Verbatim output of all the material below is required.

───── DATA SECTION

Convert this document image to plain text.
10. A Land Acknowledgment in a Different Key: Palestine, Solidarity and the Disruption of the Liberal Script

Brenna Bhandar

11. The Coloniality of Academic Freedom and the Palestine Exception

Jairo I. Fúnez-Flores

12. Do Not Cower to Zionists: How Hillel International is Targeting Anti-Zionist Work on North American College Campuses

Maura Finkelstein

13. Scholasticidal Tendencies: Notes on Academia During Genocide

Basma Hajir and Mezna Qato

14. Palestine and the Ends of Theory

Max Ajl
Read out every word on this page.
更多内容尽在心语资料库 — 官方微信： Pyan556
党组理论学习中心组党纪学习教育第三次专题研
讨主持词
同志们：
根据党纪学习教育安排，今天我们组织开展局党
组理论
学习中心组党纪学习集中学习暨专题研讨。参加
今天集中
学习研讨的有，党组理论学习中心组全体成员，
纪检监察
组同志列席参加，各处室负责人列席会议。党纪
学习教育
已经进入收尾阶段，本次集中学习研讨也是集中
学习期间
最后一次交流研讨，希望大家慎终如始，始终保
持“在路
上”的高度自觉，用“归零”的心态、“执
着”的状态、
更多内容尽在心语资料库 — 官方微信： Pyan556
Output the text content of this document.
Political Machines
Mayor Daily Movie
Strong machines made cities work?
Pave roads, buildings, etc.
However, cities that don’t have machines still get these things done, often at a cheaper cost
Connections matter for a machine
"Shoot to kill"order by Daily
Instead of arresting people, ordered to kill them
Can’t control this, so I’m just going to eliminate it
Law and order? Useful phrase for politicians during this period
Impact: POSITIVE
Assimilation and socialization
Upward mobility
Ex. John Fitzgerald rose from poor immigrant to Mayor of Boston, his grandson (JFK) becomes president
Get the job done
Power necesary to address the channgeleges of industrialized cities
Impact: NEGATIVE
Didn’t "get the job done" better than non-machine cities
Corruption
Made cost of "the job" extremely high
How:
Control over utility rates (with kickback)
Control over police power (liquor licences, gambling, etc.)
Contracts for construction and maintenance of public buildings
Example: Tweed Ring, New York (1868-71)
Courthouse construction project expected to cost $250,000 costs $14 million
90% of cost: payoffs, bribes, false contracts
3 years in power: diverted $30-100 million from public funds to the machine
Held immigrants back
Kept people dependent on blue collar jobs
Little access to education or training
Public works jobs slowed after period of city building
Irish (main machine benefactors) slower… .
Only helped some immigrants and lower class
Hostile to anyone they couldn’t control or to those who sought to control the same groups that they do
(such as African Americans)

──────────

▶ _EXERCISE ANSWER_
Convert this document image to plain text.
10. A Land Acknowledgment in a Different Key: Palestine, Solidarity and the Disruption of the Liberal Script

Brenna Bhandar

11. The Coloniality of Academic Freedom and the Palestine Exception

Jairo I. Fúnez-Flores

12. Do Not Cower to Zionists: How Hillel International is Targeting Anti-Zionist Work on North American College Campuses

Maura Finkelstein

13. Scholasticidal Tendencies: Notes on Academia During Genocide

Basma Hajir and Mezna Qato

14. Palestine and the Ends of Theory

Max Ajl
Read out every word on this page.
更多内容尽在心语资料库 — 官方微信： Pyan556
党组理论学习中心组党纪学习教育第三次专题研
讨主持词
同志们：
根据党纪学习教育安排，今天我们组织开展局党
组理论
学习中心组党纪学习集中学习暨专题研讨。参加
今天集中
学习研讨的有，党组理论学习中心组全体成员，
纪检监察
组同志列席参加，各处室负责人列席会议。党纪
学习教育
已经进入收尾阶段，本次集中学习研讨也是集中
学习期间
最后一次交流研讨，希望大家慎终如始，始终保
持“在路
上”的高度自觉，用“归零”的心态、“执
着”的状态、
更多内容尽在心语资料库 — 官方微信： Pyan556
Output the text content of this document.
Political Machines
Mayor Daily Movie
Strong machines made cities work?
Pave roads, buildings, etc.
However, cities that don’t have machines still get these things done, often at a cheaper cost
Connections matter for a machine
"Shoot to kill"order by Daily
Instead of arresting people, ordered to kill them
Can’t control this, so I’m just going to eliminate it
Law and order? Useful phrase for politicians during this period
Impact: POSITIVE
Assimilation and socialization
Upward mobility
Ex. John Fitzgerald rose from poor immigrant to Mayor of Boston, his grandson (JFK) becomes president
Get the job done
Power necesary to address the channgeleges of industrialized cities
Impact: NEGATIVE
Didn’t "get the job done" better than non-machine cities
Corruption
Made cost of "the job" extremely high
How:
Control over utility rates (with kickback)
Control over police power (liquor licences, gambling, etc.)
Contracts for construction and maintenance of public buildings
Example: Tweed Ring, New York (1868-71)
Courthouse construction project expected to cost $250,000 costs $14 million
90% of cost: payoffs, bribes, false contracts
3 years in power: diverted $30-100 million from public funds to the machine
Held immigrants back
Kept people dependent on blue collar jobs
Little access to education or training
Public works jobs slowed after period of city building
Irish (main machine benefactors) slower… .
Only helped some immigrants and lower class
Hostile to anyone they couldn’t control or to those who sought to control the same groups that they do
(such as African Americans)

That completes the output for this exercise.